— Start PAGE EXTRACT —

Information
- Nickname: Alas Pilipinas (lit. 'Philippine Aces')
- Association: PNVF
- Coach: João Luciano Simao Barbosa

Colours
| Home | Away |

Results

Asian Championship
- Appearances: 8 (First in 2000)
- Best result: 5th place (2001, 2009)

= Philippines women's national beach volleyball team =

National sports team

The Philippines women's national beach volleyball team is the national team of Philippines. It is governed by Philippine National Volleyball Federation (PNVF) since 2021.

== Team image ==
=== Names ===

Nicknames
| Nickname | In use |
| Alas Pilipinas | 2024–present |

The Philippine women's national beach volleyball team is known by their moniker, "Alas Pilipinas", with Alas meaning "Ace" in Filipino. The nickname is an official designation by the Philippine National Volleyball Federation in partnership with sponsor Cignal TV. Adopted on May 15, 2024, the moniker is shared with all the national volleyball teams of the Philippines, including beach volleyball.

— End PAGE EXTRACT —
— Start ENTRIES SHOWN —

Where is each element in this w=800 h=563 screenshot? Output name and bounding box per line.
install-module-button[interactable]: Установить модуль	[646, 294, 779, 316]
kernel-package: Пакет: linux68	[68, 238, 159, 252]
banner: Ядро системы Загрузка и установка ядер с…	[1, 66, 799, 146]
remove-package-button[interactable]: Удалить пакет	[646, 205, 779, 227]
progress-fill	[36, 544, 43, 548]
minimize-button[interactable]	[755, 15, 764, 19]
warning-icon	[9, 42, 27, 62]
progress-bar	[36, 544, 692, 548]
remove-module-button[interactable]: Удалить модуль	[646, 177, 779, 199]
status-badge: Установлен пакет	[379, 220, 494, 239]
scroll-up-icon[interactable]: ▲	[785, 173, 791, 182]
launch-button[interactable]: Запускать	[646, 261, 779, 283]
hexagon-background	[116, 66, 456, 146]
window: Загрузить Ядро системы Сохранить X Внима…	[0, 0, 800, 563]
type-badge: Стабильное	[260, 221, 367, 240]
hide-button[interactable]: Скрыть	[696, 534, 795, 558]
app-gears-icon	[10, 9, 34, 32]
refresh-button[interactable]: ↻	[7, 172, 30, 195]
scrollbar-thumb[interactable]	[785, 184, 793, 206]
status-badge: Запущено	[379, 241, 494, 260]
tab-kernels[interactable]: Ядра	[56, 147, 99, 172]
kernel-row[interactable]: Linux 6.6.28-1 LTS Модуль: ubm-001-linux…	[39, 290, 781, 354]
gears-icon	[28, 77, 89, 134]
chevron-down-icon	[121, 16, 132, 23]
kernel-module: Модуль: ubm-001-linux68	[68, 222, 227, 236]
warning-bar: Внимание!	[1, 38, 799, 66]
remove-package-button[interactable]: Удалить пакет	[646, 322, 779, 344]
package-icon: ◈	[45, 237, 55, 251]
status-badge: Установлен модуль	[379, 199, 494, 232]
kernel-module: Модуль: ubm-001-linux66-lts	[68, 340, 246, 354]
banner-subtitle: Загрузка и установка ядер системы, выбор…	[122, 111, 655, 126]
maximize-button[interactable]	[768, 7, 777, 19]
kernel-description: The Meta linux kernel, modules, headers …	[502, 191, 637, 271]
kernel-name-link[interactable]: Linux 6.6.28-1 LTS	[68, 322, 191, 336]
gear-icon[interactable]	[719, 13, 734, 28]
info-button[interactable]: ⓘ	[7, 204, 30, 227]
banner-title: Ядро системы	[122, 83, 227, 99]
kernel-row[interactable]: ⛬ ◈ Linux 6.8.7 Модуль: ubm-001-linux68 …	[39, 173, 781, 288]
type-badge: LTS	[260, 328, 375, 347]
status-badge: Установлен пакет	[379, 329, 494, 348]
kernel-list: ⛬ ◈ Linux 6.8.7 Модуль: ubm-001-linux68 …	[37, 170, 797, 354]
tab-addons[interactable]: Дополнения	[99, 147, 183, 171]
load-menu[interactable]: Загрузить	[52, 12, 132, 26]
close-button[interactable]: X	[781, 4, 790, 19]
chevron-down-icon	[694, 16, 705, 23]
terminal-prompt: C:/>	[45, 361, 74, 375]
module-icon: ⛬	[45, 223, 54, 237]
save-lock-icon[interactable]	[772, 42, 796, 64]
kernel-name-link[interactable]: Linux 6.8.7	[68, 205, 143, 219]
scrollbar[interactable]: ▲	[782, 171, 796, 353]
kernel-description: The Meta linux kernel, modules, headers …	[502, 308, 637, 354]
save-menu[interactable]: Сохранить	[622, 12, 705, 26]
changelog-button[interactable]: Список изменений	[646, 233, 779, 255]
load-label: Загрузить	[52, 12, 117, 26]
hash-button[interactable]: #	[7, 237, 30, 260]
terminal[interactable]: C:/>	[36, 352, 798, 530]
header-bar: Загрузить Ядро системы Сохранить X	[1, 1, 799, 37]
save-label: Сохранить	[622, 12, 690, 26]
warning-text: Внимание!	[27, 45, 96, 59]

— End ENTRIES SHOWN —
— Start ENTRIES SHOWN —

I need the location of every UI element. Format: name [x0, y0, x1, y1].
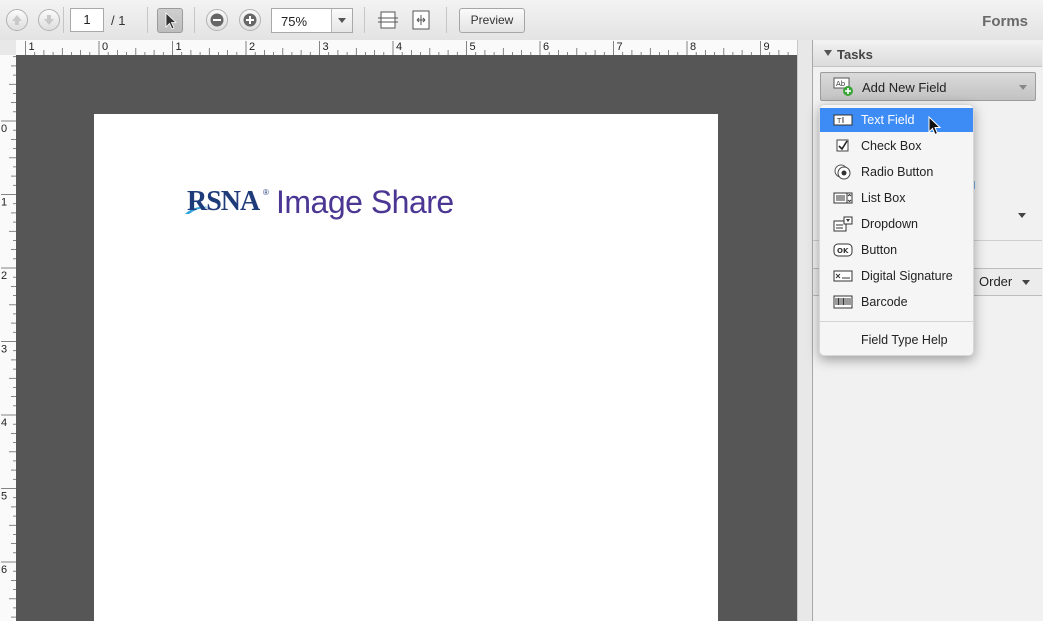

— End ENTRIES SHOWN —
— Start ENTRIES SHOWN —

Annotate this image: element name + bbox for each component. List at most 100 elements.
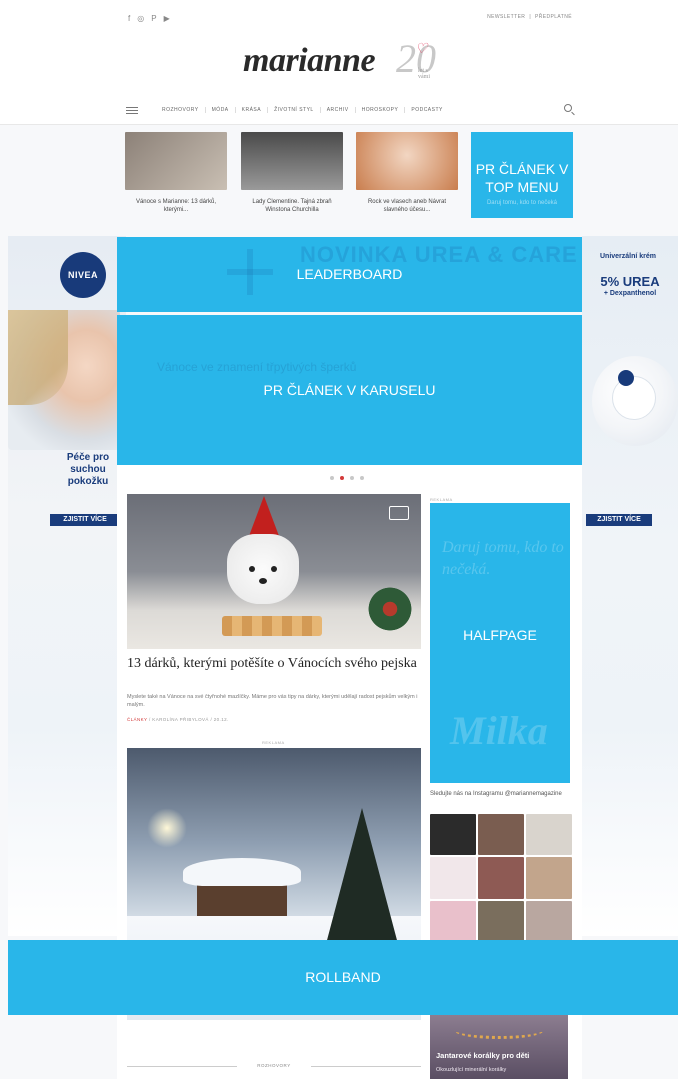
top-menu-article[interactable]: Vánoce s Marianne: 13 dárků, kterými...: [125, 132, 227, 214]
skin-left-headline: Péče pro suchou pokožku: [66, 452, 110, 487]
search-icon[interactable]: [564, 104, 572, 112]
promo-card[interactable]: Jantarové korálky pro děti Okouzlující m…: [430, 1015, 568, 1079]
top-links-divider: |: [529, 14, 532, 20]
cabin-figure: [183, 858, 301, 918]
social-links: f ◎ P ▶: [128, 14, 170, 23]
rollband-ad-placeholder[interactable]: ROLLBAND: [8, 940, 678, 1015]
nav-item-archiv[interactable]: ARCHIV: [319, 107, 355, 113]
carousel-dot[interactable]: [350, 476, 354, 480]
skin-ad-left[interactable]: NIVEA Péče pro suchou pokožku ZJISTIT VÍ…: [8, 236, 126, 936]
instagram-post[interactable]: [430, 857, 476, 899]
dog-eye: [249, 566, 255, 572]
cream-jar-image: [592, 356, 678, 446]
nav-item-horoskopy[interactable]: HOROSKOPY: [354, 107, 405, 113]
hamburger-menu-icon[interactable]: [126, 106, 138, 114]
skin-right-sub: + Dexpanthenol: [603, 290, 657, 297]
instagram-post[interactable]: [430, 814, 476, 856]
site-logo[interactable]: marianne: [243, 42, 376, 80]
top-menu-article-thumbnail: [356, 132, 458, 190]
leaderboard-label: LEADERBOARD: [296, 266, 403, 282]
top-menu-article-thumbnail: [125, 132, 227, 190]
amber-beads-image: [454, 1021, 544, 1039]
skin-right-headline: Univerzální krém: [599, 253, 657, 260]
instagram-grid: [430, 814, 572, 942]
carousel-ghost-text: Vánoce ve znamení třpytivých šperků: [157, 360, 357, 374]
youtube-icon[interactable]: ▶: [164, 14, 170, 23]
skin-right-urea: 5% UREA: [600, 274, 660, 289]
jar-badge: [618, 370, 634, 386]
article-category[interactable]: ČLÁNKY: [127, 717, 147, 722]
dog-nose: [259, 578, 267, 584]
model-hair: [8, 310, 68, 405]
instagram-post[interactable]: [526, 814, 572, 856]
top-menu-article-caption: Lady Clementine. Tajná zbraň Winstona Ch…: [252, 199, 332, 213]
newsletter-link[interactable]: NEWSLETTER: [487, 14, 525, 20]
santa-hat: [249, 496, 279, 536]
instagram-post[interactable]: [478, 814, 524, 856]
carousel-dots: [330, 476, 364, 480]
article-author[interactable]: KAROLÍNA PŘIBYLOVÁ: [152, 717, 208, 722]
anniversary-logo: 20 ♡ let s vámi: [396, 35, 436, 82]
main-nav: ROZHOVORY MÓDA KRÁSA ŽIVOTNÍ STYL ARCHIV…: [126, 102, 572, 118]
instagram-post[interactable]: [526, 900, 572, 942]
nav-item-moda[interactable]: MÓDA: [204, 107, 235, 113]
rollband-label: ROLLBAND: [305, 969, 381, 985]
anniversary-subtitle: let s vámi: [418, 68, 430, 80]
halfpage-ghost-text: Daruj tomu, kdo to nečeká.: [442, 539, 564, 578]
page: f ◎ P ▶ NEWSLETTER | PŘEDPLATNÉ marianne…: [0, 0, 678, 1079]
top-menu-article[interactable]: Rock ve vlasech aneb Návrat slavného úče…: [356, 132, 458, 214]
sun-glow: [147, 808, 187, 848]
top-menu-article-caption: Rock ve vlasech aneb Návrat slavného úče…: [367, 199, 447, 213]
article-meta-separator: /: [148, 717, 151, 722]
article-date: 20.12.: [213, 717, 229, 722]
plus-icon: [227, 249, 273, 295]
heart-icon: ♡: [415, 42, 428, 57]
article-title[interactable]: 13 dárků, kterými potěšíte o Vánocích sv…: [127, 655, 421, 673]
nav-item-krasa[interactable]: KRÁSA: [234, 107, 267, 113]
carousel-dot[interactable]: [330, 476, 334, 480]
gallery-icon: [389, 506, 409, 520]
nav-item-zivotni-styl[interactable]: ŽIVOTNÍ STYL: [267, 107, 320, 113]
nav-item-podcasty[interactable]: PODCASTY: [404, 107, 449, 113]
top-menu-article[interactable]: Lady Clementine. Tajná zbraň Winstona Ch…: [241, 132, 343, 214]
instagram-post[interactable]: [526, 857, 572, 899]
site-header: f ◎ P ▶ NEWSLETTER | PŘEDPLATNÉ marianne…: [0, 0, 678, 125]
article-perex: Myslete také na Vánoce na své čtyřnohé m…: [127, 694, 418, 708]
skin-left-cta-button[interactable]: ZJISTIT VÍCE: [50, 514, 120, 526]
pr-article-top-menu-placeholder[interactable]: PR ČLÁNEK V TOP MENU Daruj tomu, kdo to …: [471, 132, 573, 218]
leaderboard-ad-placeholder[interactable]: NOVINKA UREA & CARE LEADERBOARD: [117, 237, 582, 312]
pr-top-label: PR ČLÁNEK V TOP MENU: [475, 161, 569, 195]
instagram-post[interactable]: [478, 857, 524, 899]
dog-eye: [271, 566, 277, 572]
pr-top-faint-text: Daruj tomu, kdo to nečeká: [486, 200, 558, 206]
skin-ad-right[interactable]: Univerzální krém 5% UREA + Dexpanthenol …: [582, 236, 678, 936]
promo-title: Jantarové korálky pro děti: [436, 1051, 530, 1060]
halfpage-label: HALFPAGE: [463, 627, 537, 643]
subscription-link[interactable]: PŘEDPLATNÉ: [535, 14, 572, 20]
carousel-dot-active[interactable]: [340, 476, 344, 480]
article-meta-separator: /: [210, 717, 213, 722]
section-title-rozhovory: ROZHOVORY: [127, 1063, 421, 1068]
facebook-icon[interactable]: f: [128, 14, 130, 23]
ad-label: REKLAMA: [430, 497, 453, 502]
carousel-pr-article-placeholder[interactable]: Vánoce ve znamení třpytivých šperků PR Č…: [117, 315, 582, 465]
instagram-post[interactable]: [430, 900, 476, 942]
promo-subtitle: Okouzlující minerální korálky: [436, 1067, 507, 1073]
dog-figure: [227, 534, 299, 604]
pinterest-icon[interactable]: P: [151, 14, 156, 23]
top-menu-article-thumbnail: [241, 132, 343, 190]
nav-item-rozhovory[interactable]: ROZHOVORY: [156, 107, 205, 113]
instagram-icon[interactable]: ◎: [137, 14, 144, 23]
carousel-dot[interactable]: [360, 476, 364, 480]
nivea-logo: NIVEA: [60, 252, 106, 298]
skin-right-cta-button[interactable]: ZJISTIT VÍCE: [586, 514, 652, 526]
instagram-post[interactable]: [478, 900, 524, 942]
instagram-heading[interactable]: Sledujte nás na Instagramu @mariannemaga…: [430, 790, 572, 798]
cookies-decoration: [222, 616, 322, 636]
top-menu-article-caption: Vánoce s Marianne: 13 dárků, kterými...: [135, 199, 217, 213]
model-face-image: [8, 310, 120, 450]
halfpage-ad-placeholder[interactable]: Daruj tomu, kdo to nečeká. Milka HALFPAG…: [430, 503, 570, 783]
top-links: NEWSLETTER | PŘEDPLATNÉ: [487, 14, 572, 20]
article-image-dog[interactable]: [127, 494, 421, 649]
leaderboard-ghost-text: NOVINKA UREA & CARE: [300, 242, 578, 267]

— End ENTRIES SHOWN —

## WRITTEN TASKS:
**1.** From the beach volleyball team page, write out the passage that begins at "- Association: PNVF" and stops after "place (2001, 2009)".
**2.** According to the beach volleyball team page, on what date was the "Alas Pilipinas" moniker adopted?
The items are separate material from the beach volleyball team page.

## EXPECTED RESPONSES:
**1.**
- Association: PNVF
- Coach: João Luciano Simao Barbosa

Colours
| Home | Away |

Results

Asian Championship
- Appearances: 8 (First in 2000)
- Best result: 5th place (2001, 2009)

**2.** May 15, 2024